Directive: Retype each entry below, keeping every character the same.

Supplied data:
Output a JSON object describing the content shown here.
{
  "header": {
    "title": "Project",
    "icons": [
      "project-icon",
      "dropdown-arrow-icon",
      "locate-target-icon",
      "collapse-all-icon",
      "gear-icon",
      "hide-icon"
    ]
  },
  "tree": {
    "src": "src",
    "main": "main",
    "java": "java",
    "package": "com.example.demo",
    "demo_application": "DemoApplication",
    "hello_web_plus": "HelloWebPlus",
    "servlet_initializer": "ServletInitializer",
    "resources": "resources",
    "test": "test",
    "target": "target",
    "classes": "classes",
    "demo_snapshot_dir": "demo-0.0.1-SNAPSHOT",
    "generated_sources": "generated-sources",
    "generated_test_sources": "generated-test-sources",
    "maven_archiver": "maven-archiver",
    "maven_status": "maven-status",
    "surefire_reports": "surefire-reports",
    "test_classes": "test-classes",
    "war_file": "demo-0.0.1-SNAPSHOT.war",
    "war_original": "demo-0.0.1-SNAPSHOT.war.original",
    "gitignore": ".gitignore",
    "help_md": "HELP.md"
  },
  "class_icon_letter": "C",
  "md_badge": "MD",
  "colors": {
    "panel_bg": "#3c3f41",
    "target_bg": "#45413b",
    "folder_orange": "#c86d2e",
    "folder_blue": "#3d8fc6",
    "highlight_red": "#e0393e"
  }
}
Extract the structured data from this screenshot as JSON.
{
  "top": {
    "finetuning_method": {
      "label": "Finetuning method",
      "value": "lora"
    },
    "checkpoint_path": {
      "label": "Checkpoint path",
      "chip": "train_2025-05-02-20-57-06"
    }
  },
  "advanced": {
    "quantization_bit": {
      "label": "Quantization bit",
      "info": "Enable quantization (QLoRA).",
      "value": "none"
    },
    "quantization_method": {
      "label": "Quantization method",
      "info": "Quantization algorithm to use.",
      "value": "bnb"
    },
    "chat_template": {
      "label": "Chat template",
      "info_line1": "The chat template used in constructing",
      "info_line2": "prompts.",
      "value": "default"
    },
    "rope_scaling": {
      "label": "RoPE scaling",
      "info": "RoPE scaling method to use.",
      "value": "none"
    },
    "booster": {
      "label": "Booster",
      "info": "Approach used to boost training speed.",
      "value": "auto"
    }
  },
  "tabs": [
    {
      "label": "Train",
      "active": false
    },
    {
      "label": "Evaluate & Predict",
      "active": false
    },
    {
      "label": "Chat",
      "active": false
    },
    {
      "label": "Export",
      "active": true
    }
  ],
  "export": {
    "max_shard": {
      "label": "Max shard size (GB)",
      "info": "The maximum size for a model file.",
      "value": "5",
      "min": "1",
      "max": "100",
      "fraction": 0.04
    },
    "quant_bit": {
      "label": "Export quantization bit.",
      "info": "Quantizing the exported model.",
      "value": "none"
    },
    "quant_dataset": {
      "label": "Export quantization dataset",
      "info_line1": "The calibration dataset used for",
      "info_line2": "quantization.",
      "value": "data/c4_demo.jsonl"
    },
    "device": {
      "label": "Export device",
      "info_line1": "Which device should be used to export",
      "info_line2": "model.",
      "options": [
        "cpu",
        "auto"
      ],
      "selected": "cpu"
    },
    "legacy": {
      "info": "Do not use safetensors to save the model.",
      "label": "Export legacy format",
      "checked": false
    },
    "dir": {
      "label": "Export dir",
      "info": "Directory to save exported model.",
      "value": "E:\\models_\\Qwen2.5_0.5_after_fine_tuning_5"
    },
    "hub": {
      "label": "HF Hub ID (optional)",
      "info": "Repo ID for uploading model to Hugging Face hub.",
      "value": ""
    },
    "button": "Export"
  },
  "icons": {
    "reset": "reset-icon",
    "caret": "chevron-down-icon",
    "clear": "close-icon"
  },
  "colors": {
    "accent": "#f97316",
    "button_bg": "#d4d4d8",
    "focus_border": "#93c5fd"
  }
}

Answer for this exercise:
Output a JSON object describing the content shown here.
{
  "header": {
    "title": "Project",
    "icons": [
      "project-icon",
      "dropdown-arrow-icon",
      "locate-target-icon",
      "collapse-all-icon",
      "gear-icon",
      "hide-icon"
    ]
  },
  "tree": {
    "src": "src",
    "main": "main",
    "java": "java",
    "package": "com.example.demo",
    "demo_application": "DemoApplication",
    "hello_web_plus": "HelloWebPlus",
    "servlet_initializer": "ServletInitializer",
    "resources": "resources",
    "test": "test",
    "target": "target",
    "classes": "classes",
    "demo_snapshot_dir": "demo-0.0.1-SNAPSHOT",
    "generated_sources": "generated-sources",
    "generated_test_sources": "generated-test-sources",
    "maven_archiver": "maven-archiver",
    "maven_status": "maven-status",
    "surefire_reports": "surefire-reports",
    "test_classes": "test-classes",
    "war_file": "demo-0.0.1-SNAPSHOT.war",
    "war_original": "demo-0.0.1-SNAPSHOT.war.original",
    "gitignore": ".gitignore",
    "help_md": "HELP.md"
  },
  "class_icon_letter": "C",
  "md_badge": "MD",
  "colors": {
    "panel_bg": "#3c3f41",
    "target_bg": "#45413b",
    "folder_orange": "#c86d2e",
    "folder_blue": "#3d8fc6",
    "highlight_red": "#e0393e"
  }
}
Extract the structured data from this screenshot as JSON.
{
  "top": {
    "finetuning_method": {
      "label": "Finetuning method",
      "value": "lora"
    },
    "checkpoint_path": {
      "label": "Checkpoint path",
      "chip": "train_2025-05-02-20-57-06"
    }
  },
  "advanced": {
    "quantization_bit": {
      "label": "Quantization bit",
      "info": "Enable quantization (QLoRA).",
      "value": "none"
    },
    "quantization_method": {
      "label": "Quantization method",
      "info": "Quantization algorithm to use.",
      "value": "bnb"
    },
    "chat_template": {
      "label": "Chat template",
      "info_line1": "The chat template used in constructing",
      "info_line2": "prompts.",
      "value": "default"
    },
    "rope_scaling": {
      "label": "RoPE scaling",
      "info": "RoPE scaling method to use.",
      "value": "none"
    },
    "booster": {
      "label": "Booster",
      "info": "Approach used to boost training speed.",
      "value": "auto"
    }
  },
  "tabs": [
    {
      "label": "Train",
      "active": false
    },
    {
      "label": "Evaluate & Predict",
      "active": false
    },
    {
      "label": "Chat",
      "active": false
    },
    {
      "label": "Export",
      "active": true
    }
  ],
  "export": {
    "max_shard": {
      "label": "Max shard size (GB)",
      "info": "The maximum size for a model file.",
      "value": "5",
      "min": "1",
      "max": "100",
      "fraction": 0.04
    },
    "quant_bit": {
      "label": "Export quantization bit.",
      "info": "Quantizing the exported model.",
      "value": "none"
    },
    "quant_dataset": {
      "label": "Export quantization dataset",
      "info_line1": "The calibration dataset used for",
      "info_line2": "quantization.",
      "value": "data/c4_demo.jsonl"
    },
    "device": {
      "label": "Export device",
      "info_line1": "Which device should be used to export",
      "info_line2": "model.",
      "options": [
        "cpu",
        "auto"
      ],
      "selected": "cpu"
    },
    "legacy": {
      "info": "Do not use safetensors to save the model.",
      "label": "Export legacy format",
      "checked": false
    },
    "dir": {
      "label": "Export dir",
      "info": "Directory to save exported model.",
      "value": "E:\\models_\\Qwen2.5_0.5_after_fine_tuning_5"
    },
    "hub": {
      "label": "HF Hub ID (optional)",
      "info": "Repo ID for uploading model to Hugging Face hub.",
      "value": ""
    },
    "button": "Export"
  },
  "icons": {
    "reset": "reset-icon",
    "caret": "chevron-down-icon",
    "clear": "close-icon"
  },
  "colors": {
    "accent": "#f97316",
    "button_bg": "#d4d4d8",
    "focus_border": "#93c5fd"
  }
}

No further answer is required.